## Required work
Print each of the entries exactly, leaving nothing out.

★ ★ ★ ★

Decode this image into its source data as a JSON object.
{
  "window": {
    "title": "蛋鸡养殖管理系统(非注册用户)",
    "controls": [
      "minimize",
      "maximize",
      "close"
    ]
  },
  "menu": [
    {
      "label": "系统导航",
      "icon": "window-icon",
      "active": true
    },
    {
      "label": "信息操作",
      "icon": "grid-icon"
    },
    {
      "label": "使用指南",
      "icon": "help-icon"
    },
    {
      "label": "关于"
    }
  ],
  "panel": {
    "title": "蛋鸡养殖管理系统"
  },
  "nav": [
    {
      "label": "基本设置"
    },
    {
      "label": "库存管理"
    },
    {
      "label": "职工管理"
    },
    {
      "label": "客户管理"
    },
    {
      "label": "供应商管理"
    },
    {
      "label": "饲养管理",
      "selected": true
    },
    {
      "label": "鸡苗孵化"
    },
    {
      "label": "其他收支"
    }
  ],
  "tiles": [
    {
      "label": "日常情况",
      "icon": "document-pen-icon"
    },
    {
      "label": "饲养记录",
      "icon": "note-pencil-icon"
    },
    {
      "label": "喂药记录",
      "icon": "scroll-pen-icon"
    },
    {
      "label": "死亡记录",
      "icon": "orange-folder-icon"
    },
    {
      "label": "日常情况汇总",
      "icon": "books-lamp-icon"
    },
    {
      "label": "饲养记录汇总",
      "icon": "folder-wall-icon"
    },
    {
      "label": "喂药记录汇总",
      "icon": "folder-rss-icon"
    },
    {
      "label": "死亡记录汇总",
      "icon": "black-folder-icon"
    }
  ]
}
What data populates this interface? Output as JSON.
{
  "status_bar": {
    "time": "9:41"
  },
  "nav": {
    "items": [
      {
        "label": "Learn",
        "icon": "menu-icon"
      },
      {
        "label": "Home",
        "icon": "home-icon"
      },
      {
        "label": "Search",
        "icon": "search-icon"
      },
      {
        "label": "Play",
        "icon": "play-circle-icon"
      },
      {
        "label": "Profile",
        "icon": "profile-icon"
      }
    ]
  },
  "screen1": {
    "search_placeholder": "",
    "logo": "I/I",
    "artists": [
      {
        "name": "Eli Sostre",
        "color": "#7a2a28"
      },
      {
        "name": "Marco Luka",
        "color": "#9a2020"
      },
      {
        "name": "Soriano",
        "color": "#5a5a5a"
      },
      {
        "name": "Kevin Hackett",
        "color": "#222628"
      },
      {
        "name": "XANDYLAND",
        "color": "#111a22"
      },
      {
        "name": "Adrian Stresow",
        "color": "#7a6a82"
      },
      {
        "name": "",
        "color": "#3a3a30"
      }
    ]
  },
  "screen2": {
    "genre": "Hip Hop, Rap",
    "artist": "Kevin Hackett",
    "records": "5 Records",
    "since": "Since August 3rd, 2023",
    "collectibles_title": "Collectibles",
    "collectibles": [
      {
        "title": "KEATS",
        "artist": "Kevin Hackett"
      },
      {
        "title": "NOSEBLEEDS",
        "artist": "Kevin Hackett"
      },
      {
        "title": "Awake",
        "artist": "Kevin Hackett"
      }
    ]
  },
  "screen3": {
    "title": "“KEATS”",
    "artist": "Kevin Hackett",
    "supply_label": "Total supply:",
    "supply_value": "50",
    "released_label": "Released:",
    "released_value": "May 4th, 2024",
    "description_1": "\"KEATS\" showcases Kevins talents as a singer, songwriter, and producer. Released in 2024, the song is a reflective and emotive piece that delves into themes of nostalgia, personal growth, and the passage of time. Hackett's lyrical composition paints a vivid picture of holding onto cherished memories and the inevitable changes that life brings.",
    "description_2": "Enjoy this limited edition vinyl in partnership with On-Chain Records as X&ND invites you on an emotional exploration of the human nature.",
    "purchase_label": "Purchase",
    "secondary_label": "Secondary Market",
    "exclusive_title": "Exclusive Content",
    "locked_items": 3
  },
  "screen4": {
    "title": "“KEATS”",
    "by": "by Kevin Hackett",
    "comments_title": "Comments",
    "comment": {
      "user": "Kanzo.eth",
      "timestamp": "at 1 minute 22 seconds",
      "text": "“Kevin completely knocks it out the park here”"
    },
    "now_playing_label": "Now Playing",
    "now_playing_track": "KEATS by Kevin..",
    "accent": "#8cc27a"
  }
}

★ ★ ★ ★

## Final answer
Decode this image into its source data as a JSON object.
{
  "window": {
    "title": "蛋鸡养殖管理系统(非注册用户)",
    "controls": [
      "minimize",
      "maximize",
      "close"
    ]
  },
  "menu": [
    {
      "label": "系统导航",
      "icon": "window-icon",
      "active": true
    },
    {
      "label": "信息操作",
      "icon": "grid-icon"
    },
    {
      "label": "使用指南",
      "icon": "help-icon"
    },
    {
      "label": "关于"
    }
  ],
  "panel": {
    "title": "蛋鸡养殖管理系统"
  },
  "nav": [
    {
      "label": "基本设置"
    },
    {
      "label": "库存管理"
    },
    {
      "label": "职工管理"
    },
    {
      "label": "客户管理"
    },
    {
      "label": "供应商管理"
    },
    {
      "label": "饲养管理",
      "selected": true
    },
    {
      "label": "鸡苗孵化"
    },
    {
      "label": "其他收支"
    }
  ],
  "tiles": [
    {
      "label": "日常情况",
      "icon": "document-pen-icon"
    },
    {
      "label": "饲养记录",
      "icon": "note-pencil-icon"
    },
    {
      "label": "喂药记录",
      "icon": "scroll-pen-icon"
    },
    {
      "label": "死亡记录",
      "icon": "orange-folder-icon"
    },
    {
      "label": "日常情况汇总",
      "icon": "books-lamp-icon"
    },
    {
      "label": "饲养记录汇总",
      "icon": "folder-wall-icon"
    },
    {
      "label": "喂药记录汇总",
      "icon": "folder-rss-icon"
    },
    {
      "label": "死亡记录汇总",
      "icon": "black-folder-icon"
    }
  ]
}
What data populates this interface? Output as JSON.
{
  "status_bar": {
    "time": "9:41"
  },
  "nav": {
    "items": [
      {
        "label": "Learn",
        "icon": "menu-icon"
      },
      {
        "label": "Home",
        "icon": "home-icon"
      },
      {
        "label": "Search",
        "icon": "search-icon"
      },
      {
        "label": "Play",
        "icon": "play-circle-icon"
      },
      {
        "label": "Profile",
        "icon": "profile-icon"
      }
    ]
  },
  "screen1": {
    "search_placeholder": "",
    "logo": "I/I",
    "artists": [
      {
        "name": "Eli Sostre",
        "color": "#7a2a28"
      },
      {
        "name": "Marco Luka",
        "color": "#9a2020"
      },
      {
        "name": "Soriano",
        "color": "#5a5a5a"
      },
      {
        "name": "Kevin Hackett",
        "color": "#222628"
      },
      {
        "name": "XANDYLAND",
        "color": "#111a22"
      },
      {
        "name": "Adrian Stresow",
        "color": "#7a6a82"
      },
      {
        "name": "",
        "color": "#3a3a30"
      }
    ]
  },
  "screen2": {
    "genre": "Hip Hop, Rap",
    "artist": "Kevin Hackett",
    "records": "5 Records",
    "since": "Since August 3rd, 2023",
    "collectibles_title": "Collectibles",
    "collectibles": [
      {
        "title": "KEATS",
        "artist": "Kevin Hackett"
      },
      {
        "title": "NOSEBLEEDS",
        "artist": "Kevin Hackett"
      },
      {
        "title": "Awake",
        "artist": "Kevin Hackett"
      }
    ]
  },
  "screen3": {
    "title": "“KEATS”",
    "artist": "Kevin Hackett",
    "supply_label": "Total supply:",
    "supply_value": "50",
    "released_label": "Released:",
    "released_value": "May 4th, 2024",
    "description_1": "\"KEATS\" showcases Kevins talents as a singer, songwriter, and producer. Released in 2024, the song is a reflective and emotive piece that delves into themes of nostalgia, personal growth, and the passage of time. Hackett's lyrical composition paints a vivid picture of holding onto cherished memories and the inevitable changes that life brings.",
    "description_2": "Enjoy this limited edition vinyl in partnership with On-Chain Records as X&ND invites you on an emotional exploration of the human nature.",
    "purchase_label": "Purchase",
    "secondary_label": "Secondary Market",
    "exclusive_title": "Exclusive Content",
    "locked_items": 3
  },
  "screen4": {
    "title": "“KEATS”",
    "by": "by Kevin Hackett",
    "comments_title": "Comments",
    "comment": {
      "user": "Kanzo.eth",
      "timestamp": "at 1 minute 22 seconds",
      "text": "“Kevin completely knocks it out the park here”"
    },
    "now_playing_label": "Now Playing",
    "now_playing_track": "KEATS by Kevin..",
    "accent": "#8cc27a"
  }
}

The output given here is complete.